◆ **What you have to do**
Skip the pictures. Reproduce all other material exactly.
─── Records ───
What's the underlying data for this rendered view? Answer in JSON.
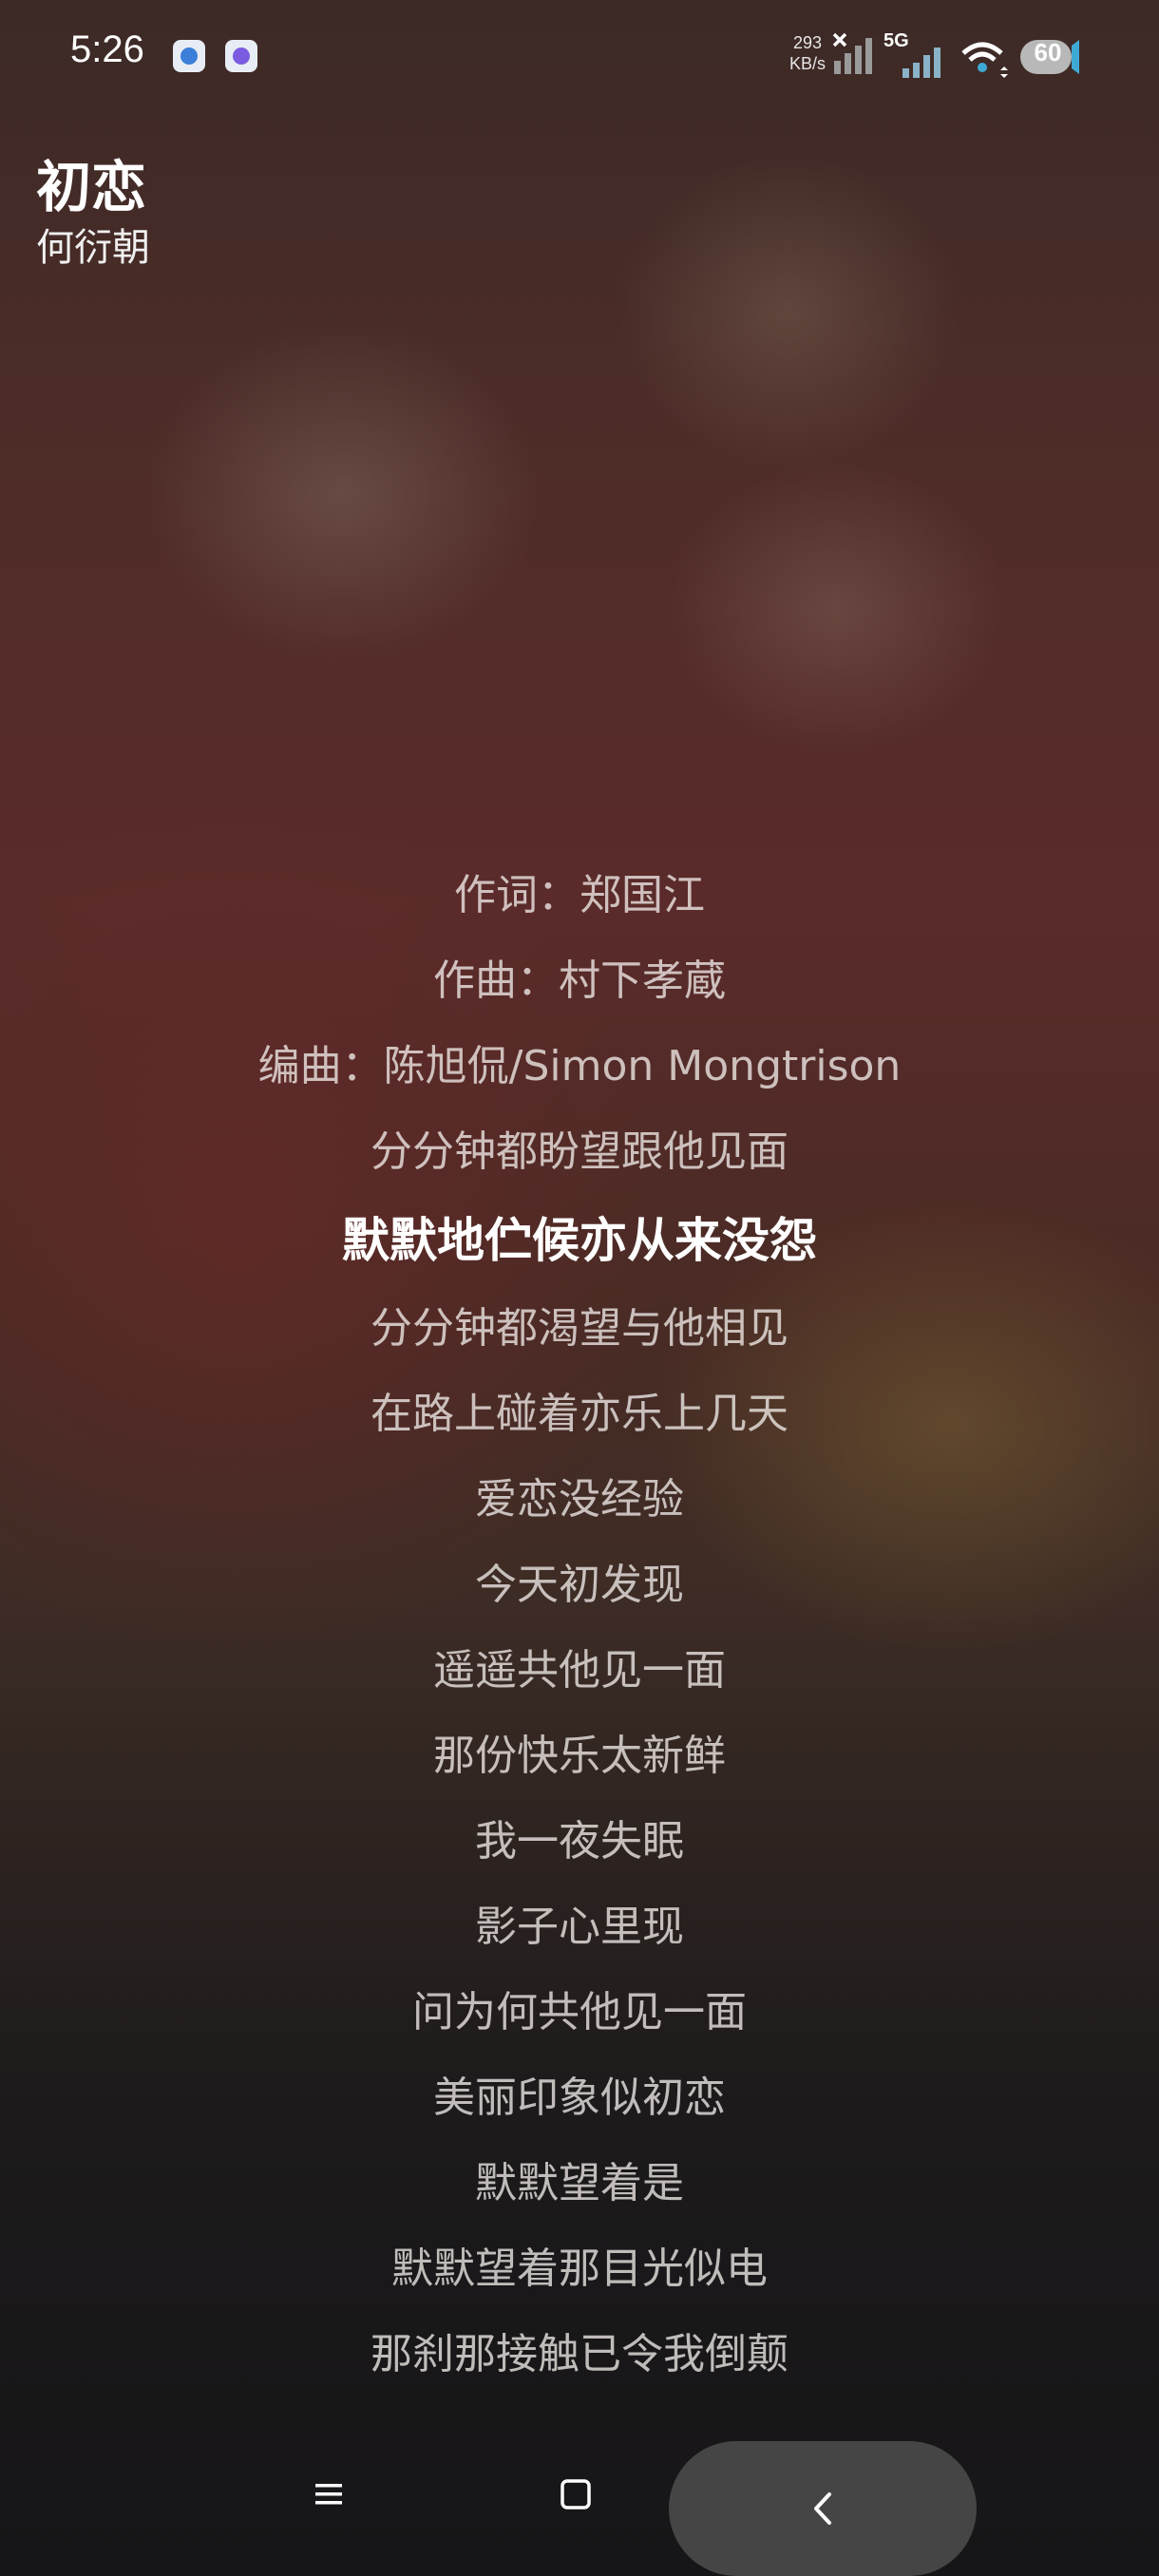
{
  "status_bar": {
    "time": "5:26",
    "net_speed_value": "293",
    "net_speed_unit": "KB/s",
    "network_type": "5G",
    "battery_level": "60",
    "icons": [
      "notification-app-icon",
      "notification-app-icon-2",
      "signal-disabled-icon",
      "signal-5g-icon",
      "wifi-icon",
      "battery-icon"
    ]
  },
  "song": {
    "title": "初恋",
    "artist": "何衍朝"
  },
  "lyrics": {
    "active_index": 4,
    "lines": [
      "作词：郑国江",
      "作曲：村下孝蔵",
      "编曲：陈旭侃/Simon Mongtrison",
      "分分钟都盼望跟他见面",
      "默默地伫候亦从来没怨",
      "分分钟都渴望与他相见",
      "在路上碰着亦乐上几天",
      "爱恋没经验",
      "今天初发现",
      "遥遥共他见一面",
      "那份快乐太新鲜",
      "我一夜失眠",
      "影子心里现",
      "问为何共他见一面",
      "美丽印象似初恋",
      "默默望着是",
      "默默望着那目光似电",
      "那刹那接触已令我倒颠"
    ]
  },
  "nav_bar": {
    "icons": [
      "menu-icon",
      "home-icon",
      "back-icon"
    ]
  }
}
───
◆ **Output below**
What's the underlying data for this rendered view? Answer in JSON.
{
  "status_bar": {
    "time": "5:26",
    "net_speed_value": "293",
    "net_speed_unit": "KB/s",
    "network_type": "5G",
    "battery_level": "60",
    "icons": [
      "notification-app-icon",
      "notification-app-icon-2",
      "signal-disabled-icon",
      "signal-5g-icon",
      "wifi-icon",
      "battery-icon"
    ]
  },
  "song": {
    "title": "初恋",
    "artist": "何衍朝"
  },
  "lyrics": {
    "active_index": 4,
    "lines": [
      "作词：郑国江",
      "作曲：村下孝蔵",
      "编曲：陈旭侃/Simon Mongtrison",
      "分分钟都盼望跟他见面",
      "默默地伫候亦从来没怨",
      "分分钟都渴望与他相见",
      "在路上碰着亦乐上几天",
      "爱恋没经验",
      "今天初发现",
      "遥遥共他见一面",
      "那份快乐太新鲜",
      "我一夜失眠",
      "影子心里现",
      "问为何共他见一面",
      "美丽印象似初恋",
      "默默望着是",
      "默默望着那目光似电",
      "那刹那接触已令我倒颠"
    ]
  },
  "nav_bar": {
    "icons": [
      "menu-icon",
      "home-icon",
      "back-icon"
    ]
  }
}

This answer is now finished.